**Exercise goal:**
Reproduce all records exactly.

"""

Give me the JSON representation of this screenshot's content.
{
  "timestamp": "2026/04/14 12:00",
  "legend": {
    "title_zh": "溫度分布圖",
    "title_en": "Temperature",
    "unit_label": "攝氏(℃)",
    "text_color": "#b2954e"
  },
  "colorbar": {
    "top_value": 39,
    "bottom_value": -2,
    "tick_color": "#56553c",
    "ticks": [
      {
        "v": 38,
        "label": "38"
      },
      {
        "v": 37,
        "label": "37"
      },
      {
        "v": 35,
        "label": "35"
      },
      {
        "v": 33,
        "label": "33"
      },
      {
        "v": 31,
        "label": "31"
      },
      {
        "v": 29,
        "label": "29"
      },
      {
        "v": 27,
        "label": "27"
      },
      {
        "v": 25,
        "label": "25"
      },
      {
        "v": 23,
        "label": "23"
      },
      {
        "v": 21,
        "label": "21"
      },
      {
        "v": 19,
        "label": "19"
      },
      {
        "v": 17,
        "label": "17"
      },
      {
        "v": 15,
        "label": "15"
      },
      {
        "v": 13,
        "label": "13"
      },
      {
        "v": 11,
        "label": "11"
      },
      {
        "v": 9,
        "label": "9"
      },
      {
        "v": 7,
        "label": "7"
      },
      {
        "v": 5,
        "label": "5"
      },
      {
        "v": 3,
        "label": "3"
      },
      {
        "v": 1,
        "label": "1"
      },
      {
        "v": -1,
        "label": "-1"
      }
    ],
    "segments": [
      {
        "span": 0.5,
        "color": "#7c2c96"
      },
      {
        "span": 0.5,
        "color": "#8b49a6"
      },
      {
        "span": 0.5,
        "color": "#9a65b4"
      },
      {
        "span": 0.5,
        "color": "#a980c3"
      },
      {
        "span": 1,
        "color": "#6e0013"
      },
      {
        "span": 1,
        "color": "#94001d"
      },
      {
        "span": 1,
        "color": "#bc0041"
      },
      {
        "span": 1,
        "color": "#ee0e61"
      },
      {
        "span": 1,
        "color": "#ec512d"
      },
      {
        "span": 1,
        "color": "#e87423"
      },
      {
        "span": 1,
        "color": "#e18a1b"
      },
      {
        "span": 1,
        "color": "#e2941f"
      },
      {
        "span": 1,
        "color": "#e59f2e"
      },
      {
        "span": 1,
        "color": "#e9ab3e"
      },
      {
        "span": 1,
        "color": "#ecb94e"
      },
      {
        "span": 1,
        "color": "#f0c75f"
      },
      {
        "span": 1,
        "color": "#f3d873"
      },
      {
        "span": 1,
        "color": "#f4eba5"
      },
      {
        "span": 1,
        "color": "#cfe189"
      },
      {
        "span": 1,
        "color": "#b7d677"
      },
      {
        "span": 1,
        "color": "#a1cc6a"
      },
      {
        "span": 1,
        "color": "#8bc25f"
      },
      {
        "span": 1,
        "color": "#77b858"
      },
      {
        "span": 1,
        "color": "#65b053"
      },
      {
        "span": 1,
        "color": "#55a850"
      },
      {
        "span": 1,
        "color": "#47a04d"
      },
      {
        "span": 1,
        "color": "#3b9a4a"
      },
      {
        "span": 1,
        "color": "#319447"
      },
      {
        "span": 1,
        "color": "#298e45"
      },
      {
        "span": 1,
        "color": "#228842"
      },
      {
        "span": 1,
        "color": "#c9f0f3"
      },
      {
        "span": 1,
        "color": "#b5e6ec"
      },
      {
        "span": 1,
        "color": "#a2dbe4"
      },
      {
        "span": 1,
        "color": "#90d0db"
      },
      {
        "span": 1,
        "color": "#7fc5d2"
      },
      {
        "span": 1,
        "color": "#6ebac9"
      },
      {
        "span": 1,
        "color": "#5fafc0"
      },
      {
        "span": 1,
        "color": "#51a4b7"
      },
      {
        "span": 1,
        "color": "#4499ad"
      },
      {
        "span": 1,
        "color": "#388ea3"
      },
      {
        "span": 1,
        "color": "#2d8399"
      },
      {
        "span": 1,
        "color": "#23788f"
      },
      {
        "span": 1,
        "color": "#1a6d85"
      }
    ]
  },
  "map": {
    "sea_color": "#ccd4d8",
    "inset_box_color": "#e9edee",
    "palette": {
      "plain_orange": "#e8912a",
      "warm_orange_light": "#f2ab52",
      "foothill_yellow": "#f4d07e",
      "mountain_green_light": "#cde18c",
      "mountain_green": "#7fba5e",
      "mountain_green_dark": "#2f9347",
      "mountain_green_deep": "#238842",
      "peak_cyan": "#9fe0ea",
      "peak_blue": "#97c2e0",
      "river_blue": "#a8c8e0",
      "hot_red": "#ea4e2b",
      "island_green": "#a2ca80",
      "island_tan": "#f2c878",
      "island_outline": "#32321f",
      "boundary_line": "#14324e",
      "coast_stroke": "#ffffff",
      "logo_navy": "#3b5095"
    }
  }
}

"""

**Finished exercise:**
Give me the JSON representation of this screenshot's content.
{
  "timestamp": "2026/04/14 12:00",
  "legend": {
    "title_zh": "溫度分布圖",
    "title_en": "Temperature",
    "unit_label": "攝氏(℃)",
    "text_color": "#b2954e"
  },
  "colorbar": {
    "top_value": 39,
    "bottom_value": -2,
    "tick_color": "#56553c",
    "ticks": [
      {
        "v": 38,
        "label": "38"
      },
      {
        "v": 37,
        "label": "37"
      },
      {
        "v": 35,
        "label": "35"
      },
      {
        "v": 33,
        "label": "33"
      },
      {
        "v": 31,
        "label": "31"
      },
      {
        "v": 29,
        "label": "29"
      },
      {
        "v": 27,
        "label": "27"
      },
      {
        "v": 25,
        "label": "25"
      },
      {
        "v": 23,
        "label": "23"
      },
      {
        "v": 21,
        "label": "21"
      },
      {
        "v": 19,
        "label": "19"
      },
      {
        "v": 17,
        "label": "17"
      },
      {
        "v": 15,
        "label": "15"
      },
      {
        "v": 13,
        "label": "13"
      },
      {
        "v": 11,
        "label": "11"
      },
      {
        "v": 9,
        "label": "9"
      },
      {
        "v": 7,
        "label": "7"
      },
      {
        "v": 5,
        "label": "5"
      },
      {
        "v": 3,
        "label": "3"
      },
      {
        "v": 1,
        "label": "1"
      },
      {
        "v": -1,
        "label": "-1"
      }
    ],
    "segments": [
      {
        "span": 0.5,
        "color": "#7c2c96"
      },
      {
        "span": 0.5,
        "color": "#8b49a6"
      },
      {
        "span": 0.5,
        "color": "#9a65b4"
      },
      {
        "span": 0.5,
        "color": "#a980c3"
      },
      {
        "span": 1,
        "color": "#6e0013"
      },
      {
        "span": 1,
        "color": "#94001d"
      },
      {
        "span": 1,
        "color": "#bc0041"
      },
      {
        "span": 1,
        "color": "#ee0e61"
      },
      {
        "span": 1,
        "color": "#ec512d"
      },
      {
        "span": 1,
        "color": "#e87423"
      },
      {
        "span": 1,
        "color": "#e18a1b"
      },
      {
        "span": 1,
        "color": "#e2941f"
      },
      {
        "span": 1,
        "color": "#e59f2e"
      },
      {
        "span": 1,
        "color": "#e9ab3e"
      },
      {
        "span": 1,
        "color": "#ecb94e"
      },
      {
        "span": 1,
        "color": "#f0c75f"
      },
      {
        "span": 1,
        "color": "#f3d873"
      },
      {
        "span": 1,
        "color": "#f4eba5"
      },
      {
        "span": 1,
        "color": "#cfe189"
      },
      {
        "span": 1,
        "color": "#b7d677"
      },
      {
        "span": 1,
        "color": "#a1cc6a"
      },
      {
        "span": 1,
        "color": "#8bc25f"
      },
      {
        "span": 1,
        "color": "#77b858"
      },
      {
        "span": 1,
        "color": "#65b053"
      },
      {
        "span": 1,
        "color": "#55a850"
      },
      {
        "span": 1,
        "color": "#47a04d"
      },
      {
        "span": 1,
        "color": "#3b9a4a"
      },
      {
        "span": 1,
        "color": "#319447"
      },
      {
        "span": 1,
        "color": "#298e45"
      },
      {
        "span": 1,
        "color": "#228842"
      },
      {
        "span": 1,
        "color": "#c9f0f3"
      },
      {
        "span": 1,
        "color": "#b5e6ec"
      },
      {
        "span": 1,
        "color": "#a2dbe4"
      },
      {
        "span": 1,
        "color": "#90d0db"
      },
      {
        "span": 1,
        "color": "#7fc5d2"
      },
      {
        "span": 1,
        "color": "#6ebac9"
      },
      {
        "span": 1,
        "color": "#5fafc0"
      },
      {
        "span": 1,
        "color": "#51a4b7"
      },
      {
        "span": 1,
        "color": "#4499ad"
      },
      {
        "span": 1,
        "color": "#388ea3"
      },
      {
        "span": 1,
        "color": "#2d8399"
      },
      {
        "span": 1,
        "color": "#23788f"
      },
      {
        "span": 1,
        "color": "#1a6d85"
      }
    ]
  },
  "map": {
    "sea_color": "#ccd4d8",
    "inset_box_color": "#e9edee",
    "palette": {
      "plain_orange": "#e8912a",
      "warm_orange_light": "#f2ab52",
      "foothill_yellow": "#f4d07e",
      "mountain_green_light": "#cde18c",
      "mountain_green": "#7fba5e",
      "mountain_green_dark": "#2f9347",
      "mountain_green_deep": "#238842",
      "peak_cyan": "#9fe0ea",
      "peak_blue": "#97c2e0",
      "river_blue": "#a8c8e0",
      "hot_red": "#ea4e2b",
      "island_green": "#a2ca80",
      "island_tan": "#f2c878",
      "island_outline": "#32321f",
      "boundary_line": "#14324e",
      "coast_stroke": "#ffffff",
      "logo_navy": "#3b5095"
    }
  }
}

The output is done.